Stated goal. Your task is to repeat the entries word for word while leaving out the pictures.

Records for the task.

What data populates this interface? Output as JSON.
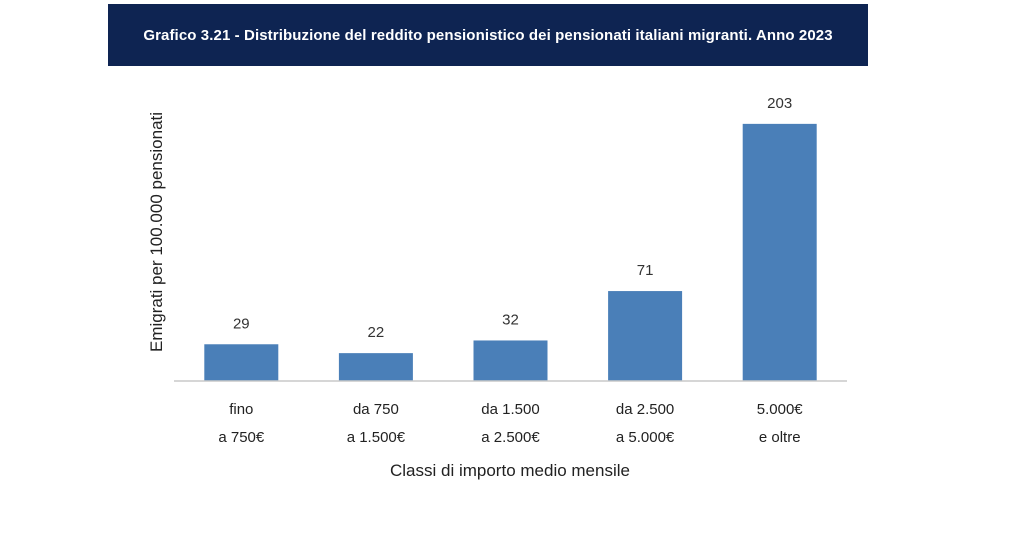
{
  "header": {
    "title": "Grafico 3.21 - Distribuzione del reddito pensionistico dei pensionati italiani migranti. Anno 2023"
  },
  "colors": {
    "header_bg": "#0e2452",
    "bar": "#4a7fb8",
    "axis": "#c8c8c8"
  },
  "chart_data": {
    "type": "bar",
    "title": "Grafico 3.21 - Distribuzione del reddito pensionistico dei pensionati italiani migranti. Anno 2023",
    "categories": [
      [
        "fino",
        "a 750€"
      ],
      [
        "da 750",
        "a 1.500€"
      ],
      [
        "da 1.500",
        "a 2.500€"
      ],
      [
        "da 2.500",
        "a 5.000€"
      ],
      [
        "5.000€",
        "e oltre"
      ]
    ],
    "values": [
      29,
      22,
      32,
      71,
      203
    ],
    "xlabel": "Classi di importo medio mensile",
    "ylabel": "Emigrati per 100.000 pensionati",
    "ylim": [
      0,
      210
    ],
    "grid": false,
    "data_labels": true
  }
}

Solved problem.
What data populates this interface? Output as JSON.
{
  "header": {
    "title": "Grafico 3.21 - Distribuzione del reddito pensionistico dei pensionati italiani migranti. Anno 2023"
  },
  "colors": {
    "header_bg": "#0e2452",
    "bar": "#4a7fb8",
    "axis": "#c8c8c8"
  },
  "chart_data": {
    "type": "bar",
    "title": "Grafico 3.21 - Distribuzione del reddito pensionistico dei pensionati italiani migranti. Anno 2023",
    "categories": [
      [
        "fino",
        "a 750€"
      ],
      [
        "da 750",
        "a 1.500€"
      ],
      [
        "da 1.500",
        "a 2.500€"
      ],
      [
        "da 2.500",
        "a 5.000€"
      ],
      [
        "5.000€",
        "e oltre"
      ]
    ],
    "values": [
      29,
      22,
      32,
      71,
      203
    ],
    "xlabel": "Classi di importo medio mensile",
    "ylabel": "Emigrati per 100.000 pensionati",
    "ylim": [
      0,
      210
    ],
    "grid": false,
    "data_labels": true
  }
}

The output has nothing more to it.